EXERCISE OBJECTIVE :: Return every line of the records verbatim, with nothing altered or left out.

------------------------------

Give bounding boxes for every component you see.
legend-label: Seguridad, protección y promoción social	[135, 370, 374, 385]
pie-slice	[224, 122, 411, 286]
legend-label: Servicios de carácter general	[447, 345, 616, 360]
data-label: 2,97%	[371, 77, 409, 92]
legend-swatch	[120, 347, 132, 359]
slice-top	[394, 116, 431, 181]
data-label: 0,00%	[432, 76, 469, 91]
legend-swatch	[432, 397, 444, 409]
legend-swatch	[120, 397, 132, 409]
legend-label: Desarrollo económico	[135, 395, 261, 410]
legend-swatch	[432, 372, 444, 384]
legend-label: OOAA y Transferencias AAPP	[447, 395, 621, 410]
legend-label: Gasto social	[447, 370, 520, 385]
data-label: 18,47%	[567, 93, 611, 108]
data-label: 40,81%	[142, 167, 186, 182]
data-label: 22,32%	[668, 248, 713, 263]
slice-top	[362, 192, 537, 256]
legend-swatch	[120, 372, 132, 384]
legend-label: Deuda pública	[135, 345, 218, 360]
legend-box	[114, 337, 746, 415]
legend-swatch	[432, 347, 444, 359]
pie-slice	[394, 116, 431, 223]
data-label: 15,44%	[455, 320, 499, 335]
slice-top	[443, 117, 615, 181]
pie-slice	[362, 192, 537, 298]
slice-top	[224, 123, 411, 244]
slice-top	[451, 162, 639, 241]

------------------------------

EXERCISE SOLUTION ::
Give bounding boxes for every component you see.
legend-label: Seguridad, protección y promoción social	[135, 370, 374, 385]
pie-slice	[224, 122, 411, 286]
legend-label: Servicios de carácter general	[447, 345, 616, 360]
data-label: 2,97%	[371, 77, 409, 92]
legend-swatch	[120, 347, 132, 359]
slice-top	[394, 116, 431, 181]
data-label: 0,00%	[432, 76, 469, 91]
legend-swatch	[432, 397, 444, 409]
legend-swatch	[120, 397, 132, 409]
legend-label: Desarrollo económico	[135, 395, 261, 410]
legend-swatch	[432, 372, 444, 384]
legend-label: OOAA y Transferencias AAPP	[447, 395, 621, 410]
legend-label: Gasto social	[447, 370, 520, 385]
data-label: 18,47%	[567, 93, 611, 108]
data-label: 40,81%	[142, 167, 186, 182]
data-label: 22,32%	[668, 248, 713, 263]
slice-top	[362, 192, 537, 256]
legend-swatch	[120, 372, 132, 384]
legend-label: Deuda pública	[135, 345, 218, 360]
legend-box	[114, 337, 746, 415]
legend-swatch	[432, 347, 444, 359]
pie-slice	[394, 116, 431, 223]
data-label: 15,44%	[455, 320, 499, 335]
slice-top	[443, 117, 615, 181]
pie-slice	[362, 192, 537, 298]
slice-top	[224, 123, 411, 244]
slice-top	[451, 162, 639, 241]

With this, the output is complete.